* Start Material for this exercise *

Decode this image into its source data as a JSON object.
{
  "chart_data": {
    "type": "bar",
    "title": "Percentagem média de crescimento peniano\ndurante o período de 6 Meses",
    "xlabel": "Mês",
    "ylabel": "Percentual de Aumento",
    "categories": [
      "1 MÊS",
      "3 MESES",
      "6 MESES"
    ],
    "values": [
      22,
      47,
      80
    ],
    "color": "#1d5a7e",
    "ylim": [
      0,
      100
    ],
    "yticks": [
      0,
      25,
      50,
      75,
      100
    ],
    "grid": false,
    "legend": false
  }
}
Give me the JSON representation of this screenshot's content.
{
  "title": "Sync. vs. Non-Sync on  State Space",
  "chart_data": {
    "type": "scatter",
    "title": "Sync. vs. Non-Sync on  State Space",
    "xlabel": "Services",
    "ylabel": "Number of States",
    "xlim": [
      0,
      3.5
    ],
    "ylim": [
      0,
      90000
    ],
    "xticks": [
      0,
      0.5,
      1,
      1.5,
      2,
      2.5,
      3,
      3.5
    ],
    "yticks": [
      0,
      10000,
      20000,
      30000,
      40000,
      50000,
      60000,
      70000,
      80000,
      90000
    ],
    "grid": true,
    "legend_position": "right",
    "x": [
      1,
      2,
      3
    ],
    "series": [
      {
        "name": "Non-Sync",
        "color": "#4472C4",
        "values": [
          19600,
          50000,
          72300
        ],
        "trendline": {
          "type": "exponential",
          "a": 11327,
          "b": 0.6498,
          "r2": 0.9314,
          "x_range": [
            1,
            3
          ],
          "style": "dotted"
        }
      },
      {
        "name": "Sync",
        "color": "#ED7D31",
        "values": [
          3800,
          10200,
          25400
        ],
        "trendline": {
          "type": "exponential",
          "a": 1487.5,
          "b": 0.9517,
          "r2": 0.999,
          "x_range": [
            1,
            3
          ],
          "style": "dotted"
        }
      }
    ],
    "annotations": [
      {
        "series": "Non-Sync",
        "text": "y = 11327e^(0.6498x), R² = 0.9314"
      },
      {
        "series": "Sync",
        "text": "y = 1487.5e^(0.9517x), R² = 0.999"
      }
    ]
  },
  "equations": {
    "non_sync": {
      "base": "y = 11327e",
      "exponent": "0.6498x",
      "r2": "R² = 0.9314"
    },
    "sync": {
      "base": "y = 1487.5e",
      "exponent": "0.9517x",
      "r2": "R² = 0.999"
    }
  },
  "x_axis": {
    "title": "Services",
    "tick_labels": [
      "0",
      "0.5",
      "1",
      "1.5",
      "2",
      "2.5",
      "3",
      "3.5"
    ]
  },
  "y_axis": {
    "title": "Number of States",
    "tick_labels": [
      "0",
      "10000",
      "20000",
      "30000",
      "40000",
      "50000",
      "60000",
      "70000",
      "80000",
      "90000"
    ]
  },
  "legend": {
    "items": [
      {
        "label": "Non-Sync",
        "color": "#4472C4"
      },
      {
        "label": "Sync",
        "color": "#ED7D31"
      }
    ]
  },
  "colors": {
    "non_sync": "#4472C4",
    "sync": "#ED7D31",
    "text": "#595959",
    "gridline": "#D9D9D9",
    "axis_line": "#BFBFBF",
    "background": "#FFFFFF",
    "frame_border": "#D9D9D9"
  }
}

* End Material for this exercise *

* **Description of the task**
Write out every record, exactly as written.

* **Answer to this exercise**
Decode this image into its source data as a JSON object.
{
  "chart_data": {
    "type": "bar",
    "title": "Percentagem média de crescimento peniano\ndurante o período de 6 Meses",
    "xlabel": "Mês",
    "ylabel": "Percentual de Aumento",
    "categories": [
      "1 MÊS",
      "3 MESES",
      "6 MESES"
    ],
    "values": [
      22,
      47,
      80
    ],
    "color": "#1d5a7e",
    "ylim": [
      0,
      100
    ],
    "yticks": [
      0,
      25,
      50,
      75,
      100
    ],
    "grid": false,
    "legend": false
  }
}
Give me the JSON representation of this screenshot's content.
{
  "title": "Sync. vs. Non-Sync on  State Space",
  "chart_data": {
    "type": "scatter",
    "title": "Sync. vs. Non-Sync on  State Space",
    "xlabel": "Services",
    "ylabel": "Number of States",
    "xlim": [
      0,
      3.5
    ],
    "ylim": [
      0,
      90000
    ],
    "xticks": [
      0,
      0.5,
      1,
      1.5,
      2,
      2.5,
      3,
      3.5
    ],
    "yticks": [
      0,
      10000,
      20000,
      30000,
      40000,
      50000,
      60000,
      70000,
      80000,
      90000
    ],
    "grid": true,
    "legend_position": "right",
    "x": [
      1,
      2,
      3
    ],
    "series": [
      {
        "name": "Non-Sync",
        "color": "#4472C4",
        "values": [
          19600,
          50000,
          72300
        ],
        "trendline": {
          "type": "exponential",
          "a": 11327,
          "b": 0.6498,
          "r2": 0.9314,
          "x_range": [
            1,
            3
          ],
          "style": "dotted"
        }
      },
      {
        "name": "Sync",
        "color": "#ED7D31",
        "values": [
          3800,
          10200,
          25400
        ],
        "trendline": {
          "type": "exponential",
          "a": 1487.5,
          "b": 0.9517,
          "r2": 0.999,
          "x_range": [
            1,
            3
          ],
          "style": "dotted"
        }
      }
    ],
    "annotations": [
      {
        "series": "Non-Sync",
        "text": "y = 11327e^(0.6498x), R² = 0.9314"
      },
      {
        "series": "Sync",
        "text": "y = 1487.5e^(0.9517x), R² = 0.999"
      }
    ]
  },
  "equations": {
    "non_sync": {
      "base": "y = 11327e",
      "exponent": "0.6498x",
      "r2": "R² = 0.9314"
    },
    "sync": {
      "base": "y = 1487.5e",
      "exponent": "0.9517x",
      "r2": "R² = 0.999"
    }
  },
  "x_axis": {
    "title": "Services",
    "tick_labels": [
      "0",
      "0.5",
      "1",
      "1.5",
      "2",
      "2.5",
      "3",
      "3.5"
    ]
  },
  "y_axis": {
    "title": "Number of States",
    "tick_labels": [
      "0",
      "10000",
      "20000",
      "30000",
      "40000",
      "50000",
      "60000",
      "70000",
      "80000",
      "90000"
    ]
  },
  "legend": {
    "items": [
      {
        "label": "Non-Sync",
        "color": "#4472C4"
      },
      {
        "label": "Sync",
        "color": "#ED7D31"
      }
    ]
  },
  "colors": {
    "non_sync": "#4472C4",
    "sync": "#ED7D31",
    "text": "#595959",
    "gridline": "#D9D9D9",
    "axis_line": "#BFBFBF",
    "background": "#FFFFFF",
    "frame_border": "#D9D9D9"
  }
}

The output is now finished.